### WHAT NEEDS TO BE DONE
Find the string "проездным" in the listing and report every line that has it.
===== THE INPUT =====
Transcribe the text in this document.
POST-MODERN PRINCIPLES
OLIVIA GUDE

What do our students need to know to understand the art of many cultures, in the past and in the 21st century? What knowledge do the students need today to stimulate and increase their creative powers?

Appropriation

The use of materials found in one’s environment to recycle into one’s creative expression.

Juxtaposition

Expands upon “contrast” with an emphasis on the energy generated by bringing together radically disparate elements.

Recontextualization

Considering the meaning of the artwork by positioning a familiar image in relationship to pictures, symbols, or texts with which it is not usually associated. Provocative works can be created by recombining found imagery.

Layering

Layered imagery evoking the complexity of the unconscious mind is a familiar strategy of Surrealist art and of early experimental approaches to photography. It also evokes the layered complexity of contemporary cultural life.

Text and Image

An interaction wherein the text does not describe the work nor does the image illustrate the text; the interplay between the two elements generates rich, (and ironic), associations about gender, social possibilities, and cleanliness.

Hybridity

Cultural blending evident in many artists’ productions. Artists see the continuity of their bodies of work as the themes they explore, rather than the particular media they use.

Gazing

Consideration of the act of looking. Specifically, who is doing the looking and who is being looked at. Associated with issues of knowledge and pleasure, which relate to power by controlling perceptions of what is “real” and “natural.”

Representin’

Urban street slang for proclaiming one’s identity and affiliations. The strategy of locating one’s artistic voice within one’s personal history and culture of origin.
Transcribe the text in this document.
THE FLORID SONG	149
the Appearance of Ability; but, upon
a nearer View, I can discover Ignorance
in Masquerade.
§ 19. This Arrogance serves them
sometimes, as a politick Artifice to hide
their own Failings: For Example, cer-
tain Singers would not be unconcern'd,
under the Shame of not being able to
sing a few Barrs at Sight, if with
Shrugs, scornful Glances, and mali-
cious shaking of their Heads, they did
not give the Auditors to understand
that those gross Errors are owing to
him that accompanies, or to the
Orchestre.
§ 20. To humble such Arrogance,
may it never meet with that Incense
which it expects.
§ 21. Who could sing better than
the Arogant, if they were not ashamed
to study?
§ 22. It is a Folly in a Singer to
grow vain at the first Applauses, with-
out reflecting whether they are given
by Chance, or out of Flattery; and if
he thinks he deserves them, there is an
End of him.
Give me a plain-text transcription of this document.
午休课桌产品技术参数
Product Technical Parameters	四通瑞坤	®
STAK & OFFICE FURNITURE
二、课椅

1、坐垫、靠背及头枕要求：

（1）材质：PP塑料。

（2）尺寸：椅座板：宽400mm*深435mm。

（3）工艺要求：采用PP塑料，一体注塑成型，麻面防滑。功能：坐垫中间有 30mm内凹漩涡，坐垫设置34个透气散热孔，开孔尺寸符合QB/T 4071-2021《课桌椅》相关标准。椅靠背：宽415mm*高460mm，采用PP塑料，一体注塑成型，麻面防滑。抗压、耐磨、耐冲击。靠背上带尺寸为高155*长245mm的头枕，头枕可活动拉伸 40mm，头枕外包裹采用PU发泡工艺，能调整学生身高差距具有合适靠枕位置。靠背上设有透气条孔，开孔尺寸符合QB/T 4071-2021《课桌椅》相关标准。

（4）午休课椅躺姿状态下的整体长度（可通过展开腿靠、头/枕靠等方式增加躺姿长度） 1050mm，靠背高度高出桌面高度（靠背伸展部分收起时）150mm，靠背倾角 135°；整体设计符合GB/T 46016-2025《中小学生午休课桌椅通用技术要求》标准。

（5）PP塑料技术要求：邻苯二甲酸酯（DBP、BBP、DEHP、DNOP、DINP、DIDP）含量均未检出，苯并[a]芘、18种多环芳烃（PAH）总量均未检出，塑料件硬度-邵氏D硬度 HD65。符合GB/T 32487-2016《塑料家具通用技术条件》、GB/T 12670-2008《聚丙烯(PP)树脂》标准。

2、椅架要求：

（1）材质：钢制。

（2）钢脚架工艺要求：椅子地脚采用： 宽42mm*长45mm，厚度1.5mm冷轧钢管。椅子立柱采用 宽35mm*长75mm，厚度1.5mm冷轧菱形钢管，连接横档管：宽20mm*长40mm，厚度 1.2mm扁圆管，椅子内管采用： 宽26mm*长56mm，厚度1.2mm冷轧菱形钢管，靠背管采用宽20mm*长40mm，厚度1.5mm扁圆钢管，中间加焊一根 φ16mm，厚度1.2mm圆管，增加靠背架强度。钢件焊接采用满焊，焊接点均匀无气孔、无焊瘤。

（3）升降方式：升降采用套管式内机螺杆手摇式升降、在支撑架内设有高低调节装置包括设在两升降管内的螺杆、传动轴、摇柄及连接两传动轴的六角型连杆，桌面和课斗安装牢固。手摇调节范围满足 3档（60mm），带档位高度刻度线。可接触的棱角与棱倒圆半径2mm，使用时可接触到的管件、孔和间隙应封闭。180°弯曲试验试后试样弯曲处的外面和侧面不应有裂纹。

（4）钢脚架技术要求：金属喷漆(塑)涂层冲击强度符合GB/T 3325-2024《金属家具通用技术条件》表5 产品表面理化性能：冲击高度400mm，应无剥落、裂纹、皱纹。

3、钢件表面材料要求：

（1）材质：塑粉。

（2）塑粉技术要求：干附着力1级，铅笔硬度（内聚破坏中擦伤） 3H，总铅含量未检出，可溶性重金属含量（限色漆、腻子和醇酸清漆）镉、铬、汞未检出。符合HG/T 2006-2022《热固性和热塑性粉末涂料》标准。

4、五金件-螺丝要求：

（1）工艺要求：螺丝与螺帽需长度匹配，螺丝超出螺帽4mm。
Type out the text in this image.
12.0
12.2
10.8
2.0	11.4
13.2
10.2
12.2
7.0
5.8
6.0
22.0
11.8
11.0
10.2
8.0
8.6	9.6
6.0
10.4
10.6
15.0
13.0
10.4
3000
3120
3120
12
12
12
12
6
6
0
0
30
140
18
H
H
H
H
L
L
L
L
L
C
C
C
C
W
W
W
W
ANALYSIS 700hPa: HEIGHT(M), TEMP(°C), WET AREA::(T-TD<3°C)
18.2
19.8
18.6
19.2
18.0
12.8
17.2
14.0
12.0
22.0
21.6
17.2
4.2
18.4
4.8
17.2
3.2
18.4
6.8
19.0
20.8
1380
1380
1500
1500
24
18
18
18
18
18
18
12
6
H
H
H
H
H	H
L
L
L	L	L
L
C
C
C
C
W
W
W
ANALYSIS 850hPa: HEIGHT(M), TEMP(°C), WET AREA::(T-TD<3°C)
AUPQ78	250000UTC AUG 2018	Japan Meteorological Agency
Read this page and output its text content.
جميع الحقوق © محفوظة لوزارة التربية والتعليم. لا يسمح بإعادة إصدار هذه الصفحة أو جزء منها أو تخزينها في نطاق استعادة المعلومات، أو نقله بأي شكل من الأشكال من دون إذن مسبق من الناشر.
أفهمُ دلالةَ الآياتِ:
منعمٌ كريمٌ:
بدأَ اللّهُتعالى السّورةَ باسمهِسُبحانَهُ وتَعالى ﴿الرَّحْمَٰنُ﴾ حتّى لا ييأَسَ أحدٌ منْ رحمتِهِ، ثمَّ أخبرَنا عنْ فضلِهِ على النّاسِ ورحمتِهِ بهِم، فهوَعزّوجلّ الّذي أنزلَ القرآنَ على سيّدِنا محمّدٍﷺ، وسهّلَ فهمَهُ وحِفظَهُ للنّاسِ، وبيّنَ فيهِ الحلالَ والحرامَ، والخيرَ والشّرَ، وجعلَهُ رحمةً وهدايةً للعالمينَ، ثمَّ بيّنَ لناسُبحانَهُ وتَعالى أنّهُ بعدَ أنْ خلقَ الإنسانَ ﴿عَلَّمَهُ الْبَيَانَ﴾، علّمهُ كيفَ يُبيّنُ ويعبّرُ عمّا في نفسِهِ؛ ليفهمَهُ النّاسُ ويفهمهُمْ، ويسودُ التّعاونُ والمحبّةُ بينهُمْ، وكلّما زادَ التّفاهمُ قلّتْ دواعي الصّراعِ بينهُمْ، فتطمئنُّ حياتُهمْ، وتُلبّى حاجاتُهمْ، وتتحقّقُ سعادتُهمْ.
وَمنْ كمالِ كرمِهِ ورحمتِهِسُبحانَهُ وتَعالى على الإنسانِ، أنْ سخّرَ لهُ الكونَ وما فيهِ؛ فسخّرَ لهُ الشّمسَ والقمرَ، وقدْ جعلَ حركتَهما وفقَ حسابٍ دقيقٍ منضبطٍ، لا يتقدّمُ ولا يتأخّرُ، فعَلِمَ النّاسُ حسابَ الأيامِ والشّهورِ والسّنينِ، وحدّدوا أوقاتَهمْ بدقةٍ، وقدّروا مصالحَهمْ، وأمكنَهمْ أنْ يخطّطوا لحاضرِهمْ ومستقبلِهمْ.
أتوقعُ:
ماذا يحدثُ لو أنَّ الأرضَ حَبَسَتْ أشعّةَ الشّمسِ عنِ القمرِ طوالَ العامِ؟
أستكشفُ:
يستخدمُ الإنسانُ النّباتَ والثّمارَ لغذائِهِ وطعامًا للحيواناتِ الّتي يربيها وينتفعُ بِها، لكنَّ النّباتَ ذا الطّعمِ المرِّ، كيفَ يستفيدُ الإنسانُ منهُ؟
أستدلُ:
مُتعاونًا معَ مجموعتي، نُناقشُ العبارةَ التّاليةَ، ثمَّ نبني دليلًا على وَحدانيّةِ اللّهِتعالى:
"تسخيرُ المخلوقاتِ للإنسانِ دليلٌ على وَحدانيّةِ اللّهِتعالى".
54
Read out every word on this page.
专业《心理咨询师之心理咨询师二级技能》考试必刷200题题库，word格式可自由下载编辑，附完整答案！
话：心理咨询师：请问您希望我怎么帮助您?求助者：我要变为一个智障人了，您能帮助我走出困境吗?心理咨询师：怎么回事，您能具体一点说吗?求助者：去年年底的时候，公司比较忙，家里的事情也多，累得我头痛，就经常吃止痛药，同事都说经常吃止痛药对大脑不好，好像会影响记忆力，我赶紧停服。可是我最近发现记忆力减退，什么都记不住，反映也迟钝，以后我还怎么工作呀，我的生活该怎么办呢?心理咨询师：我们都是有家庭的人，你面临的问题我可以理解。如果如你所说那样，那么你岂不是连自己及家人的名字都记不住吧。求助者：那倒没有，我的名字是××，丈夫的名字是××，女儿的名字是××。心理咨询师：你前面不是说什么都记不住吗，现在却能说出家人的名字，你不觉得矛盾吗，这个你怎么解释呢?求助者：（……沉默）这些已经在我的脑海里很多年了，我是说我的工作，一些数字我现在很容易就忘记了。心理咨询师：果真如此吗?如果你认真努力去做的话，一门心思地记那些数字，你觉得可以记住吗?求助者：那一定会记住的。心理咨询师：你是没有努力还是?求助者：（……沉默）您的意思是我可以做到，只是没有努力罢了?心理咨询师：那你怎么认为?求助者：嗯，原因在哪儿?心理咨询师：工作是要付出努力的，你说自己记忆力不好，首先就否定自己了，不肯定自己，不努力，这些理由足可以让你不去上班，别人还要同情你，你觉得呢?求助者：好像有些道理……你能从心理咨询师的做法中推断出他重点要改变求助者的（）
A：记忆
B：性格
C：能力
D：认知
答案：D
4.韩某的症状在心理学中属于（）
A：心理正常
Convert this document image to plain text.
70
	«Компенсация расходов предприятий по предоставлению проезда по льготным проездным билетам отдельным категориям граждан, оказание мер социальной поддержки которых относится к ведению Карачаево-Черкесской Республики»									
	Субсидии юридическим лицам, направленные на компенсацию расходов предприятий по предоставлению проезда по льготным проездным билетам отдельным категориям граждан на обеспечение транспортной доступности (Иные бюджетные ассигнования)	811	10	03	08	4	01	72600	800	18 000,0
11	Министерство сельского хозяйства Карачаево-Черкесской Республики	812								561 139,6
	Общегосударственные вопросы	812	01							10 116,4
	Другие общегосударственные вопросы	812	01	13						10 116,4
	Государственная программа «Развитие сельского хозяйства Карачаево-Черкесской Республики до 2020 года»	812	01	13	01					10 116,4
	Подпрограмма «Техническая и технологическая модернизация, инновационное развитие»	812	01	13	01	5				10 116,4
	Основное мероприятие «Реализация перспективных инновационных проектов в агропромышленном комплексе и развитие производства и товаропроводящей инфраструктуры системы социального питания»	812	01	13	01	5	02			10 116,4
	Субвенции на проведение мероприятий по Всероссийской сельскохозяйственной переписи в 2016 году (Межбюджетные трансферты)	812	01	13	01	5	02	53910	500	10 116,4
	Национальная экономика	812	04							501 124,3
=====
### OUTPUT BELOW
	«Компенсация расходов предприятий по предоставлению проезда по льготным проездным билетам отдельным категориям граждан, оказание мер социальной поддержки которых относится к ведению Карачаево-Черкесской Республики»									
	Субсидии юридическим лицам, направленные на компенсацию расходов предприятий по предоставлению проезда по льготным проездным билетам отдельным категориям граждан на обеспечение транспортной доступности (Иные бюджетные ассигнования)	811	10	03	08	4	01	72600	800	18 000,0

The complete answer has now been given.